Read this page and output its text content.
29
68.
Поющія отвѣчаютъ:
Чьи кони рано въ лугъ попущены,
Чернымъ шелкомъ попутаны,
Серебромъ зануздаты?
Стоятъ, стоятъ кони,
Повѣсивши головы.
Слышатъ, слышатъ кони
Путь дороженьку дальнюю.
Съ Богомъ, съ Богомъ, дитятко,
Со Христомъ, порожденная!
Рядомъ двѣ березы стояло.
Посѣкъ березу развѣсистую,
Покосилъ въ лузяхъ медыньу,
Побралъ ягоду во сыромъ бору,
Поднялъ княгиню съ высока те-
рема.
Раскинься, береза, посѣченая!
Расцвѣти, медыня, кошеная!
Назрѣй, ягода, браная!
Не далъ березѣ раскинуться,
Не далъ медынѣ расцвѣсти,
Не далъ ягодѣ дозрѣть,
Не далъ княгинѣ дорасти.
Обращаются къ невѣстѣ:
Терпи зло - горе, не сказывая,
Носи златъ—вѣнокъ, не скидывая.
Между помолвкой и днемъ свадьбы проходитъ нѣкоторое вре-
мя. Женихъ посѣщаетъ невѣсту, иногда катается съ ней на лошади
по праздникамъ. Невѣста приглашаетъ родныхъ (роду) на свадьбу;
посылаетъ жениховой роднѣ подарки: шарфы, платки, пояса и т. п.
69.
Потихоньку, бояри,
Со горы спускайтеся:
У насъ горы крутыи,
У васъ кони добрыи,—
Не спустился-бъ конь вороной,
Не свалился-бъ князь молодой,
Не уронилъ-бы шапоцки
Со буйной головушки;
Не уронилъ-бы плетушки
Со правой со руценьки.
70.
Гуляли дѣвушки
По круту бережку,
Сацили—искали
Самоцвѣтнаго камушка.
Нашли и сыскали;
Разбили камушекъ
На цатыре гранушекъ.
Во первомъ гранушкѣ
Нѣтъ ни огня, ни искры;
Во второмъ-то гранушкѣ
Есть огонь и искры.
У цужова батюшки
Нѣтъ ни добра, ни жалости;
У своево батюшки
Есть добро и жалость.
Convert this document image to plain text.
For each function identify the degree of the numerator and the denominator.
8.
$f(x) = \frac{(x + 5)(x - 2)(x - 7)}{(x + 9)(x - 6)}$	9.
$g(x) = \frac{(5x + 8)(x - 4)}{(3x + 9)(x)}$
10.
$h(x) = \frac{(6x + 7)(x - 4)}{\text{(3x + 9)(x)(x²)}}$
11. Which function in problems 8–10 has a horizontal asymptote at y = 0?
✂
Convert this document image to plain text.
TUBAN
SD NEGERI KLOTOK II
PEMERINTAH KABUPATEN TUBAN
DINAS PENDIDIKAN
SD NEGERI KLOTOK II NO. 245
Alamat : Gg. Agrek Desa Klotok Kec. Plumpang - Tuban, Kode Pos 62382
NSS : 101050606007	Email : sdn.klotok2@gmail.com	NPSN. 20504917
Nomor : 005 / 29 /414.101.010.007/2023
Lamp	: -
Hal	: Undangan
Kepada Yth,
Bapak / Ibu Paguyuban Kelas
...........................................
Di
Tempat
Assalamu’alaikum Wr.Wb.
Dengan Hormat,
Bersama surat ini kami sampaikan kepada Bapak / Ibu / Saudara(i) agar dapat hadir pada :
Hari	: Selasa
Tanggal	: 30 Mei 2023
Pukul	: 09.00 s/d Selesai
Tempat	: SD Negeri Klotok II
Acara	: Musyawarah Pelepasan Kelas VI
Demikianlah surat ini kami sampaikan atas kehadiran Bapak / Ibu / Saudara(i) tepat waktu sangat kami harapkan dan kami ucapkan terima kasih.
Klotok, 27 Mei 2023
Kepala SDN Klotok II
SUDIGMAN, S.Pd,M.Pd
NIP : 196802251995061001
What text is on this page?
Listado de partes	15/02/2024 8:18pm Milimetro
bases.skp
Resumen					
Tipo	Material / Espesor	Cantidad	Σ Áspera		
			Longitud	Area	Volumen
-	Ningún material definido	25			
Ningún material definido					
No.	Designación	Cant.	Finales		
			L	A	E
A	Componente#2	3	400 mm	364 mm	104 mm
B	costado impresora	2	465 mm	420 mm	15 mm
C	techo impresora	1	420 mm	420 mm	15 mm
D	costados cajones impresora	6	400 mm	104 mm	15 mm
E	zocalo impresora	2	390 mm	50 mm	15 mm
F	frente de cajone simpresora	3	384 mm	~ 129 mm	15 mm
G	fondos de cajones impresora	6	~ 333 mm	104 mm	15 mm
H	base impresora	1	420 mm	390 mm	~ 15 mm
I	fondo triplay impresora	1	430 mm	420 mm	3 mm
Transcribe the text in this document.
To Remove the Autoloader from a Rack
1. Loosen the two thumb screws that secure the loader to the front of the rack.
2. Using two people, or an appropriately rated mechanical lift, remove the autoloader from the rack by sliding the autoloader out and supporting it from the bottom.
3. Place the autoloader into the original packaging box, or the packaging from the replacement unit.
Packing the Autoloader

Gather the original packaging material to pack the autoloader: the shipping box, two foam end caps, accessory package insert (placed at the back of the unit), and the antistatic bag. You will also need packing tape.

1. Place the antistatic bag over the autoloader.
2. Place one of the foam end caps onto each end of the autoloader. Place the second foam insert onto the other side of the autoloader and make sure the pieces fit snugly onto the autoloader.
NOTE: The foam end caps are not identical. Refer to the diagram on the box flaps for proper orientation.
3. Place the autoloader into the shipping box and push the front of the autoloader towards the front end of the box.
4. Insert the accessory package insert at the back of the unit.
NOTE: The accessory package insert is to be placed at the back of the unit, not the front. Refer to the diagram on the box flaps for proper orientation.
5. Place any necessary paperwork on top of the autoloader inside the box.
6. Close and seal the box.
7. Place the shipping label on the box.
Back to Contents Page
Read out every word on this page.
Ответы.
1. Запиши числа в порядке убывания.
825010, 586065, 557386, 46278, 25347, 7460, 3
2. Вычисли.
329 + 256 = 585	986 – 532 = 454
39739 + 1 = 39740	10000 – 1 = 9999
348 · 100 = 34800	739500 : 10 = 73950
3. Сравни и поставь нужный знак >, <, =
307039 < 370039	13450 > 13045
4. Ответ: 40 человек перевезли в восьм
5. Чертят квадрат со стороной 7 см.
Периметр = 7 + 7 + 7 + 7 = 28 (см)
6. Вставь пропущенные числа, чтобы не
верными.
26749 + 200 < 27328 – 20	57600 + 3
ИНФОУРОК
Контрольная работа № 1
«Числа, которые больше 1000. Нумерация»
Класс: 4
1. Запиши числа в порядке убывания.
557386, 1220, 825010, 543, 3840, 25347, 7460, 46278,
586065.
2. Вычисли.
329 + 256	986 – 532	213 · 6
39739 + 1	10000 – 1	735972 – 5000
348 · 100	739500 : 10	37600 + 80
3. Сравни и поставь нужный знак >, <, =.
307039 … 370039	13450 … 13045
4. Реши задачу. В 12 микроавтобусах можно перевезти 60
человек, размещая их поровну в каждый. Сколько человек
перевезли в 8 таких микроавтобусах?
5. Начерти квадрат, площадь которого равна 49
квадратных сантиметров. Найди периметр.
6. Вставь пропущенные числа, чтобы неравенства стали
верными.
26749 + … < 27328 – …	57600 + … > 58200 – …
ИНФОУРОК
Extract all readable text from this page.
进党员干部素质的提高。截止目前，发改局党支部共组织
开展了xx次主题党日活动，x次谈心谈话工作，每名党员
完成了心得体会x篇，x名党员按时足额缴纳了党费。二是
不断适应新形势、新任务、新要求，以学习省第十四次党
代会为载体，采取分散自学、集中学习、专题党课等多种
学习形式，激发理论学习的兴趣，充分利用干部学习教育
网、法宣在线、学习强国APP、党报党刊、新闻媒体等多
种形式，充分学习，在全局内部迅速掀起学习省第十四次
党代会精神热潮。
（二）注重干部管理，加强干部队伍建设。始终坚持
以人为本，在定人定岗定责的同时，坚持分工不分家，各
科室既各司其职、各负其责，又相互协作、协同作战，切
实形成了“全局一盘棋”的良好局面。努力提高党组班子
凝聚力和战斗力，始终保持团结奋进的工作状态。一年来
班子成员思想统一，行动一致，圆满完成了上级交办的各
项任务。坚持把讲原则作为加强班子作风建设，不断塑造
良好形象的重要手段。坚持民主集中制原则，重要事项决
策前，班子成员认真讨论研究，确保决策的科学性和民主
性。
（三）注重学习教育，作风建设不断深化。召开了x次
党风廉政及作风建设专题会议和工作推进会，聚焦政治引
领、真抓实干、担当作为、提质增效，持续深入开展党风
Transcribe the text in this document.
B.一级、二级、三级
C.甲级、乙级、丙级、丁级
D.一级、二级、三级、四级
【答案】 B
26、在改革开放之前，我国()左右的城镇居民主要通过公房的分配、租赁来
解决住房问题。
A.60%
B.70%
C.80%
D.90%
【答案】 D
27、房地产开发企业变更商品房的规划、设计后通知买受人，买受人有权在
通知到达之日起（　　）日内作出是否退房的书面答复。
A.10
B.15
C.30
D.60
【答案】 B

The exercise → Copy every line that contains the string "cajones".

Completed task →
D	costados cajones impresora	6	400 mm	104 mm	15 mm
G	fondos de cajones impresora	6	~ 333 mm	104 mm	15 mm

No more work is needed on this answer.